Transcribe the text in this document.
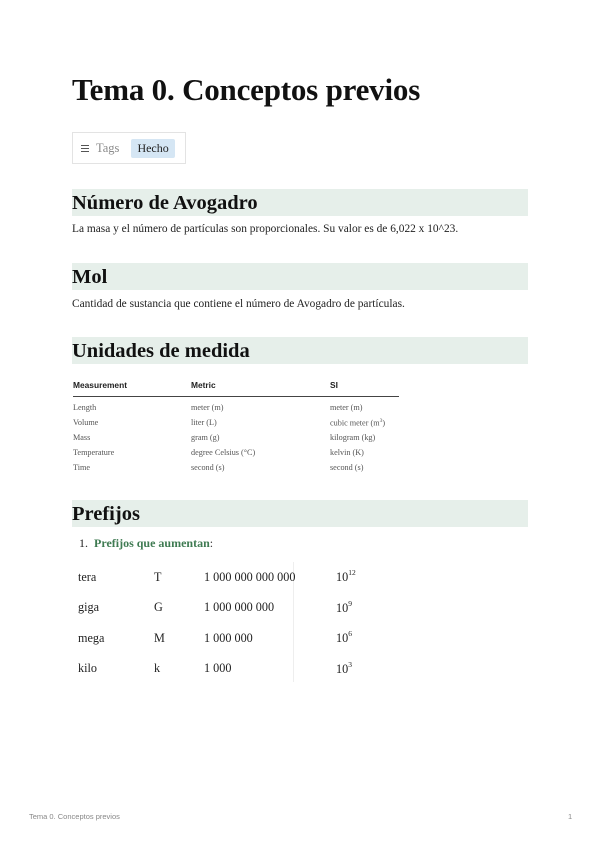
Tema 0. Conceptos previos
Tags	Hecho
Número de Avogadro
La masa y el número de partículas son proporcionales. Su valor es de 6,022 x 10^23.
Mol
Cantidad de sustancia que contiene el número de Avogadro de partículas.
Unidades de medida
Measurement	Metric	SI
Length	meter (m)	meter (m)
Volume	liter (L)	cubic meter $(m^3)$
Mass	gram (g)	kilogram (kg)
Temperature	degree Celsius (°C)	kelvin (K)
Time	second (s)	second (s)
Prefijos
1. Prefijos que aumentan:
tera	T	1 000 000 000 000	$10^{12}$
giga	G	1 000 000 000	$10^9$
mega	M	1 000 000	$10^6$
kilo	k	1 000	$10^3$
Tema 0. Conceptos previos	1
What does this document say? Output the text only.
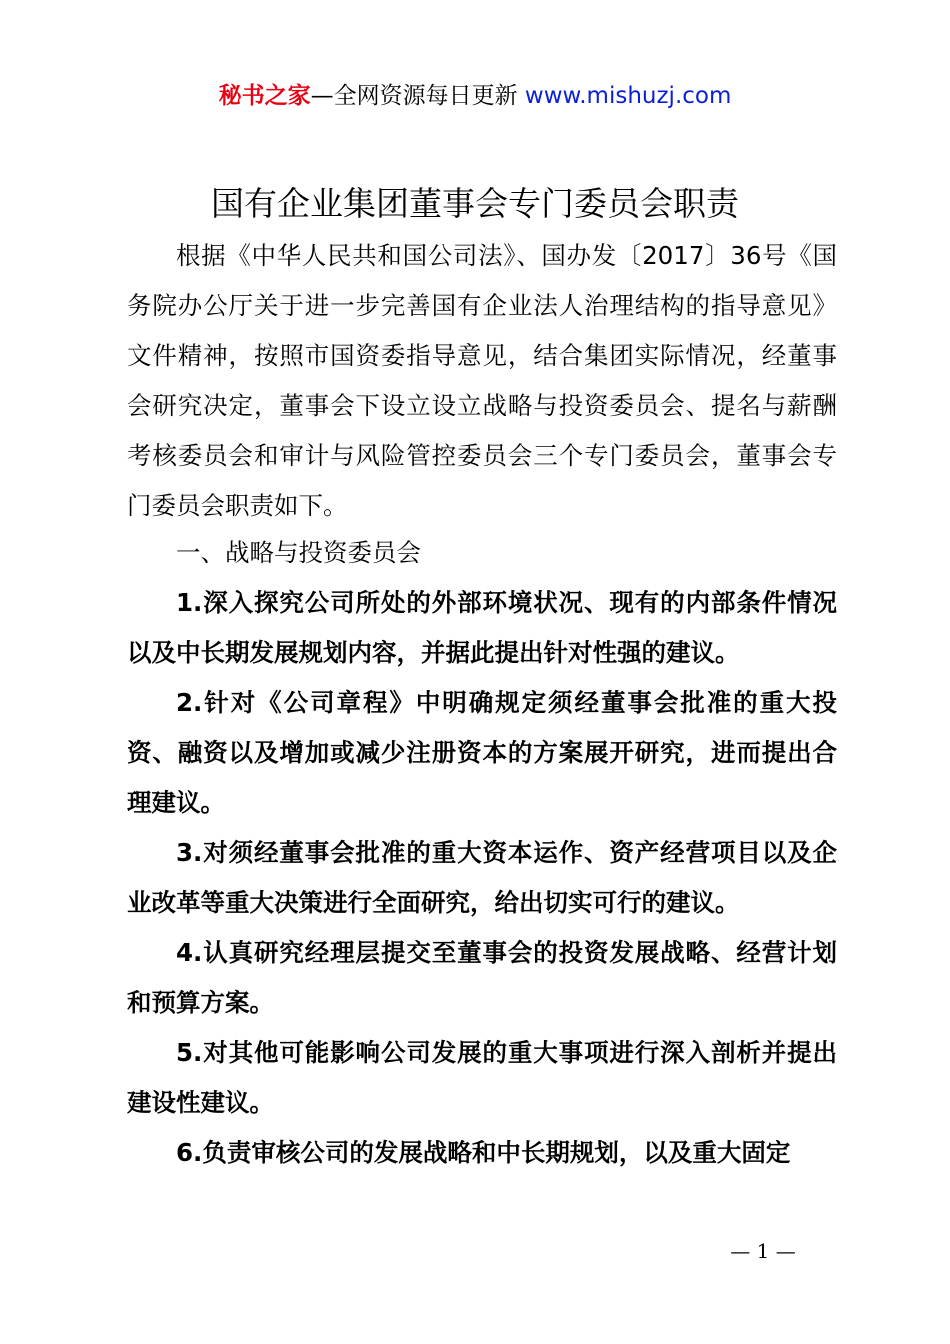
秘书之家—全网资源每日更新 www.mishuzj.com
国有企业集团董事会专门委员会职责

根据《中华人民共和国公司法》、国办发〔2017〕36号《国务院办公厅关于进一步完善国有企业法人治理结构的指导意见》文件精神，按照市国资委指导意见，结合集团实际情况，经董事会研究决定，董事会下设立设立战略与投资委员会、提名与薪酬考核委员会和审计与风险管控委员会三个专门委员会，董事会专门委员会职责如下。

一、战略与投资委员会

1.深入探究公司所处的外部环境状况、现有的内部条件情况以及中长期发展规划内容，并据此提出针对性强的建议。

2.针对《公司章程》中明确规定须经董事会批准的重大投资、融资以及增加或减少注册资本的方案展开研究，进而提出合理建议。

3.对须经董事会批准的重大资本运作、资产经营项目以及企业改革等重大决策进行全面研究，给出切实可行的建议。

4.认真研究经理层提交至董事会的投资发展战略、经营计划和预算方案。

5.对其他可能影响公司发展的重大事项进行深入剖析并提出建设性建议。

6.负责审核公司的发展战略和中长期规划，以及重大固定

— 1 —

■ ■ ■

#### EXERCISE REQUIREMENTS
From the listing above, copy out each line where the word "text" appears.

#### WRITTEN RESPONSE
Transcribe the text in this document.
What does this document say? Output the text only.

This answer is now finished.